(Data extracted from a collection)

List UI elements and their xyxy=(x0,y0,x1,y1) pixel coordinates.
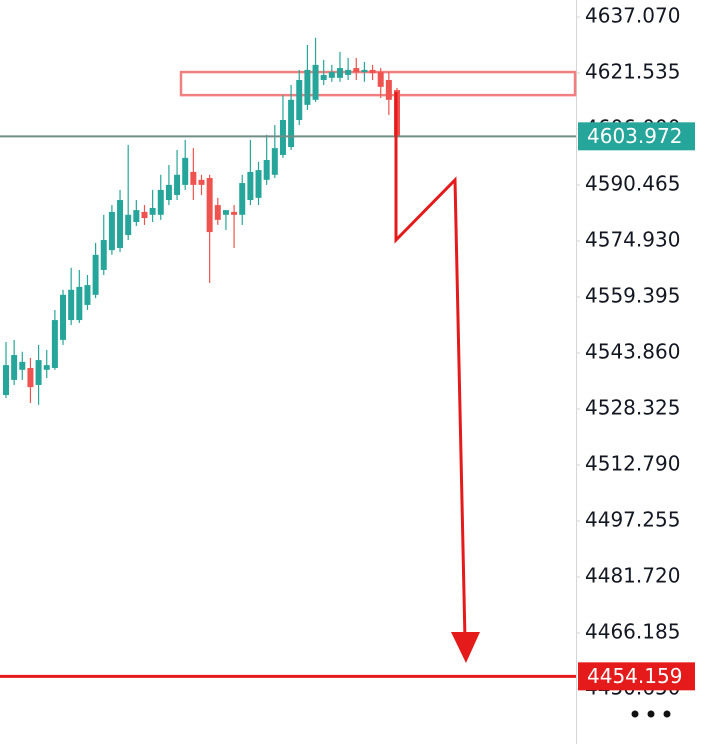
price-label: 4603.972 xyxy=(587,124,682,148)
candle-body xyxy=(271,148,278,175)
price-line-layer: 4603.972 4454.159 xyxy=(0,122,695,691)
price-label-box xyxy=(578,122,695,151)
candle-body xyxy=(19,361,26,370)
candle-body xyxy=(100,240,107,270)
price-label: 4454.159 xyxy=(587,664,682,688)
candle-body xyxy=(247,171,254,201)
candle-body xyxy=(231,211,238,215)
candle-body xyxy=(76,286,83,321)
candle-body xyxy=(312,64,319,100)
y-tick-label: 4574.930 xyxy=(585,228,680,252)
candle-body xyxy=(377,72,384,87)
y-tick-label: 4590.465 xyxy=(585,172,680,196)
candle-body xyxy=(92,254,99,295)
candle-body xyxy=(385,79,392,100)
y-tick-label: 4528.325 xyxy=(585,396,680,420)
candle-body xyxy=(125,214,132,235)
candle-body xyxy=(206,178,213,233)
candle-body xyxy=(51,320,58,368)
y-tick-label: 4481.720 xyxy=(585,563,680,587)
candle-body xyxy=(68,289,75,321)
candle-body xyxy=(174,174,181,195)
candle-body xyxy=(328,72,335,78)
candle-body xyxy=(263,160,270,180)
candle-body xyxy=(190,171,197,185)
candle-body xyxy=(361,69,368,73)
dot[interactable] xyxy=(631,710,639,718)
candle-body xyxy=(336,68,343,78)
candle-body xyxy=(3,365,9,396)
y-tick-label: 4497.255 xyxy=(585,507,680,531)
y-tick-label: 4637.070 xyxy=(585,4,680,28)
arrow-head xyxy=(451,632,480,663)
candle-body xyxy=(288,99,295,148)
y-tick-label: 4466.185 xyxy=(585,619,680,643)
candle-body xyxy=(296,79,303,120)
candle-body xyxy=(27,367,34,388)
candle-body xyxy=(43,365,50,370)
candle-body xyxy=(60,294,67,340)
candle-body xyxy=(239,183,246,215)
candle-body xyxy=(141,211,148,219)
candle-body xyxy=(165,184,172,201)
candle-body xyxy=(117,200,124,248)
candle-body xyxy=(279,119,286,155)
candle-body xyxy=(84,285,91,305)
dot[interactable] xyxy=(663,710,671,718)
candle-body xyxy=(222,210,229,215)
candle-body xyxy=(149,207,156,215)
y-tick-label: 4559.395 xyxy=(585,284,680,308)
candle-body xyxy=(304,69,311,105)
candle-body xyxy=(35,360,42,385)
candle-body xyxy=(353,68,360,73)
projection-path xyxy=(394,92,467,641)
candle-body xyxy=(11,355,18,380)
y-tick-label: 4543.860 xyxy=(585,340,680,364)
candle-body xyxy=(369,69,376,74)
candle-body xyxy=(198,179,205,185)
candle-body xyxy=(214,205,221,220)
y-tick-label: 4621.535 xyxy=(585,60,680,84)
candle-body xyxy=(320,74,327,80)
candle-body xyxy=(255,170,262,198)
menu-dots[interactable] xyxy=(631,710,671,718)
y-tick-label: 4512.790 xyxy=(585,452,680,476)
projection-arrow xyxy=(394,92,480,663)
candle-body xyxy=(108,211,115,251)
candle-body xyxy=(182,157,189,185)
candle-body xyxy=(157,189,164,215)
dot[interactable] xyxy=(647,710,655,718)
price-label-box xyxy=(578,662,695,691)
candle-body xyxy=(133,210,140,223)
candle-body xyxy=(345,69,352,75)
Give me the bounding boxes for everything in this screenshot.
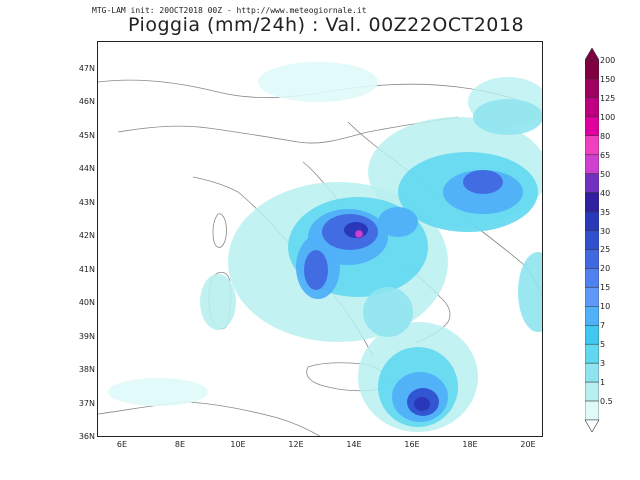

Directions
Please copy every line of the records above word for word, leaving out the pictures.

Response to this task
List UI elements and their xyxy=(x0,y0,x1,y1) pixel coordinates.
price-label: 4603.972 xyxy=(587,124,682,148)
candle-body xyxy=(271,148,278,175)
price-line-layer: 4603.972 4454.159 xyxy=(0,122,695,691)
price-label-box xyxy=(578,122,695,151)
candle-body xyxy=(19,361,26,370)
candle-body xyxy=(100,240,107,270)
price-label: 4454.159 xyxy=(587,664,682,688)
candle-body xyxy=(247,171,254,201)
candle-body xyxy=(231,211,238,215)
candle-body xyxy=(76,286,83,321)
candle-body xyxy=(312,64,319,100)
y-tick-label: 4574.930 xyxy=(585,228,680,252)
candle-body xyxy=(377,72,384,87)
y-tick-label: 4590.465 xyxy=(585,172,680,196)
candle-body xyxy=(92,254,99,295)
candle-body xyxy=(385,79,392,100)
y-tick-label: 4528.325 xyxy=(585,396,680,420)
candle-body xyxy=(125,214,132,235)
candle-body xyxy=(206,178,213,233)
candle-body xyxy=(51,320,58,368)
y-tick-label: 4481.720 xyxy=(585,563,680,587)
candle-body xyxy=(68,289,75,321)
candle-body xyxy=(174,174,181,195)
candle-body xyxy=(328,72,335,78)
candle-body xyxy=(263,160,270,180)
candle-body xyxy=(190,171,197,185)
candle-body xyxy=(361,69,368,73)
dot[interactable] xyxy=(631,710,639,718)
candle-body xyxy=(336,68,343,78)
candle-body xyxy=(3,365,9,396)
y-tick-label: 4497.255 xyxy=(585,507,680,531)
y-tick-label: 4637.070 xyxy=(585,4,680,28)
arrow-head xyxy=(451,632,480,663)
candle-body xyxy=(288,99,295,148)
y-tick-label: 4466.185 xyxy=(585,619,680,643)
candle-body xyxy=(296,79,303,120)
candle-body xyxy=(27,367,34,388)
candle-body xyxy=(43,365,50,370)
candle-body xyxy=(60,294,67,340)
candle-body xyxy=(239,183,246,215)
candle-body xyxy=(141,211,148,219)
candle-body xyxy=(165,184,172,201)
candle-body xyxy=(117,200,124,248)
candle-body xyxy=(279,119,286,155)
candle-body xyxy=(84,285,91,305)
dot[interactable] xyxy=(663,710,671,718)
candle-body xyxy=(222,210,229,215)
candle-body xyxy=(149,207,156,215)
y-tick-label: 4559.395 xyxy=(585,284,680,308)
candle-body xyxy=(304,69,311,105)
candle-body xyxy=(35,360,42,385)
candle-body xyxy=(353,68,360,73)
projection-path xyxy=(394,92,467,641)
candle-body xyxy=(11,355,18,380)
y-tick-label: 4543.860 xyxy=(585,340,680,364)
candle-body xyxy=(369,69,376,74)
candle-body xyxy=(198,179,205,185)
candle-body xyxy=(214,205,221,220)
y-tick-label: 4621.535 xyxy=(585,60,680,84)
candle-body xyxy=(320,74,327,80)
candle-body xyxy=(255,170,262,198)
menu-dots[interactable] xyxy=(631,710,671,718)
y-tick-label: 4512.790 xyxy=(585,452,680,476)
projection-arrow xyxy=(394,92,480,663)
candle-body xyxy=(108,211,115,251)
candle-body xyxy=(182,157,189,185)
candle-body xyxy=(157,189,164,215)
dot[interactable] xyxy=(647,710,655,718)
price-label-box xyxy=(578,662,695,691)
candle-body xyxy=(133,210,140,223)
candle-body xyxy=(345,69,352,75)
Give me the bounding boxes for everything in this screenshot.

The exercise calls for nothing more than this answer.